(Stored entries)
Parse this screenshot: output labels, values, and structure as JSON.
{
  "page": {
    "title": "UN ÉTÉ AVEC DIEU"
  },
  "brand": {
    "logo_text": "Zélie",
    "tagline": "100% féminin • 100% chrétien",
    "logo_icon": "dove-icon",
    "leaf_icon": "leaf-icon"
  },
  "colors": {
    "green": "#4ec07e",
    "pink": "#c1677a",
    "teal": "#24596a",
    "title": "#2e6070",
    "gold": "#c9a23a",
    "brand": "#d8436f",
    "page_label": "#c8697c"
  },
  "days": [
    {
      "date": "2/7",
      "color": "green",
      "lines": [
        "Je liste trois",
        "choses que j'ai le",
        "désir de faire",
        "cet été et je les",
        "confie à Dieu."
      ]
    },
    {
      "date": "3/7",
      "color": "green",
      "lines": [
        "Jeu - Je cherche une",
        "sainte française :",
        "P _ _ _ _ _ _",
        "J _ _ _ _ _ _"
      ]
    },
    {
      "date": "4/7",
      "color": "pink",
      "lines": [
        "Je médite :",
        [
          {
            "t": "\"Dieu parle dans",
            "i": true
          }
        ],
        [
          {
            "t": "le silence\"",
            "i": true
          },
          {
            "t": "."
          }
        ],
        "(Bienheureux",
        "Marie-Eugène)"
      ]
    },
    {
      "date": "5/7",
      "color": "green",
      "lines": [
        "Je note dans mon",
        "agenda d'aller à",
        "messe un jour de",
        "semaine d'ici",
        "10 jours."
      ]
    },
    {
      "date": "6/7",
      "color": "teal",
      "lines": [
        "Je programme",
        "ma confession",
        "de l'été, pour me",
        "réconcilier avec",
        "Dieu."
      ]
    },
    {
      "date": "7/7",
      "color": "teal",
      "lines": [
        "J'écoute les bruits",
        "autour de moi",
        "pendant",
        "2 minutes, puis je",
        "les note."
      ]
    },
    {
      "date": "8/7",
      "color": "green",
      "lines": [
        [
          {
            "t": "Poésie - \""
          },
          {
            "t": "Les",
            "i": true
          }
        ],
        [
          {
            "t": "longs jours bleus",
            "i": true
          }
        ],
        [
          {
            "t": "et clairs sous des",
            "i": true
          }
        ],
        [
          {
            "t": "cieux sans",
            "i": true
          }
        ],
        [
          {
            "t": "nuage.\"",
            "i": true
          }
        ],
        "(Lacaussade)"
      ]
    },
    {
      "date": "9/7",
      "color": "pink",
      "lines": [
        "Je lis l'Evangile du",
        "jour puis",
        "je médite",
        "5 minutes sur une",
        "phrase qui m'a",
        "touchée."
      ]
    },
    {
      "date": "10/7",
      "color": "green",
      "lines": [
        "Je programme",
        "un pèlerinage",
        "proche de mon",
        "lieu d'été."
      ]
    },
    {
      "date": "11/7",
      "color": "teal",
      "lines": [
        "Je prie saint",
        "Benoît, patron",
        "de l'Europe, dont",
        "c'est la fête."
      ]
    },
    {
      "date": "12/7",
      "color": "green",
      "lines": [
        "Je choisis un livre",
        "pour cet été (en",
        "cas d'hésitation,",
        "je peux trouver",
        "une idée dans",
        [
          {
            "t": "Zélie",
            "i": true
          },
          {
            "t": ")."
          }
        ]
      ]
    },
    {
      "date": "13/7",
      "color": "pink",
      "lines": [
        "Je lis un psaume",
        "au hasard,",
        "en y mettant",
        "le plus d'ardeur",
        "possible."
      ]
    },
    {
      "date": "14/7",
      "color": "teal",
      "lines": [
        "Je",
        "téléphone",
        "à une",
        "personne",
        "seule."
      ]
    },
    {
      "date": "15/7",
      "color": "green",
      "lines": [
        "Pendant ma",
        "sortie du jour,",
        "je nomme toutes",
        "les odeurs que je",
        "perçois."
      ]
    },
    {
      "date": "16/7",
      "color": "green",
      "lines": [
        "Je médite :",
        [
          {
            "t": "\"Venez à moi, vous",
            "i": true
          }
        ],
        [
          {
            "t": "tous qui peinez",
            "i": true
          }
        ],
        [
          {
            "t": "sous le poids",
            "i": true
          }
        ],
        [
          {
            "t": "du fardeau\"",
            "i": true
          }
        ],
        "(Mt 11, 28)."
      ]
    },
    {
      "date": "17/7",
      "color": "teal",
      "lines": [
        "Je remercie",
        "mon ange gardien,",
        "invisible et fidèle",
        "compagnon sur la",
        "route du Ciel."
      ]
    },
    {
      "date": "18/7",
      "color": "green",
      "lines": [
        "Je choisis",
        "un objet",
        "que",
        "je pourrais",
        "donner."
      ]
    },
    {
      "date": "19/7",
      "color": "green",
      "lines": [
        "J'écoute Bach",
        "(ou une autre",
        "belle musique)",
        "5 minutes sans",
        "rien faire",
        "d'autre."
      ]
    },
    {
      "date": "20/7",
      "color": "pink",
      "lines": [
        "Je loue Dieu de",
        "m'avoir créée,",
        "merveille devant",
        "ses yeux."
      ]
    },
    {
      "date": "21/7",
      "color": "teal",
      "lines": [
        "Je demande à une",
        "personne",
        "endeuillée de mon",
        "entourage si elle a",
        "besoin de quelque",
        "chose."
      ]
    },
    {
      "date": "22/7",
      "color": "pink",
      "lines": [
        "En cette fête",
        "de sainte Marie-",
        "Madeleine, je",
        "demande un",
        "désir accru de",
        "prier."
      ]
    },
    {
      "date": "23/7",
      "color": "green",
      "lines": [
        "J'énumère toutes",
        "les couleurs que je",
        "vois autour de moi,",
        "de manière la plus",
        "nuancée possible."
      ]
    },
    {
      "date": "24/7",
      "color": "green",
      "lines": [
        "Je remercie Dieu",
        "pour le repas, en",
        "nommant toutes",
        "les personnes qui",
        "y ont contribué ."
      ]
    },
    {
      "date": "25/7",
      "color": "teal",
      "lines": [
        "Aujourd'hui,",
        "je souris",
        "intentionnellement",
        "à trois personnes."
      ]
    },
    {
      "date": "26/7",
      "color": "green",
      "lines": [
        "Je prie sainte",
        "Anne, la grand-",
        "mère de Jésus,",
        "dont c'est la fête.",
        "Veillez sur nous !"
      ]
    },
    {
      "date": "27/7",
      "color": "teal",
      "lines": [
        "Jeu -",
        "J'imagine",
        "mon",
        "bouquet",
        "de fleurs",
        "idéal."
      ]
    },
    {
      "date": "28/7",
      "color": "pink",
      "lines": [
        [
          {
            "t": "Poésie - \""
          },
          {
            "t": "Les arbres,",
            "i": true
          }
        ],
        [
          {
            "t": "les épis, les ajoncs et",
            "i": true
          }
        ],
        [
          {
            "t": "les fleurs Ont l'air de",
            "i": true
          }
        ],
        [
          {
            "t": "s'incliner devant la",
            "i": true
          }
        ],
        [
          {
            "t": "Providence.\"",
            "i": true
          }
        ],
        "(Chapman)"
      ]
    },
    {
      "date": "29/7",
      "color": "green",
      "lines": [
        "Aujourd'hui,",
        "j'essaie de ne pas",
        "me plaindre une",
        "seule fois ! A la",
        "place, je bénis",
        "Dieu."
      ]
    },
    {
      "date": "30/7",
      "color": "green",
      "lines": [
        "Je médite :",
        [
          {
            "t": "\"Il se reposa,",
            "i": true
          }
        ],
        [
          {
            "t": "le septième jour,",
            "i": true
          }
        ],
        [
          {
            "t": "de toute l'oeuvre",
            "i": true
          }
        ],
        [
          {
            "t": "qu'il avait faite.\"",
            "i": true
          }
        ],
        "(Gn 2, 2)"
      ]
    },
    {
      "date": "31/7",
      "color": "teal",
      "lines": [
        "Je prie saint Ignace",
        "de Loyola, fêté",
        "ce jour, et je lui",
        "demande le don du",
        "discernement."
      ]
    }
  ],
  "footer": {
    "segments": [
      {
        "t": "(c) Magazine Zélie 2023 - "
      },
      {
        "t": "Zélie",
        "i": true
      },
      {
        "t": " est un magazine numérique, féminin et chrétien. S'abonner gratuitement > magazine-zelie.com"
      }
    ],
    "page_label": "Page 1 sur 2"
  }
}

[Problem details]:
List every line from the entries above in which "sainte" appears.

[Written response]:
        "sainte française :",
        "de sainte Marie-",
        "Je prie sainte",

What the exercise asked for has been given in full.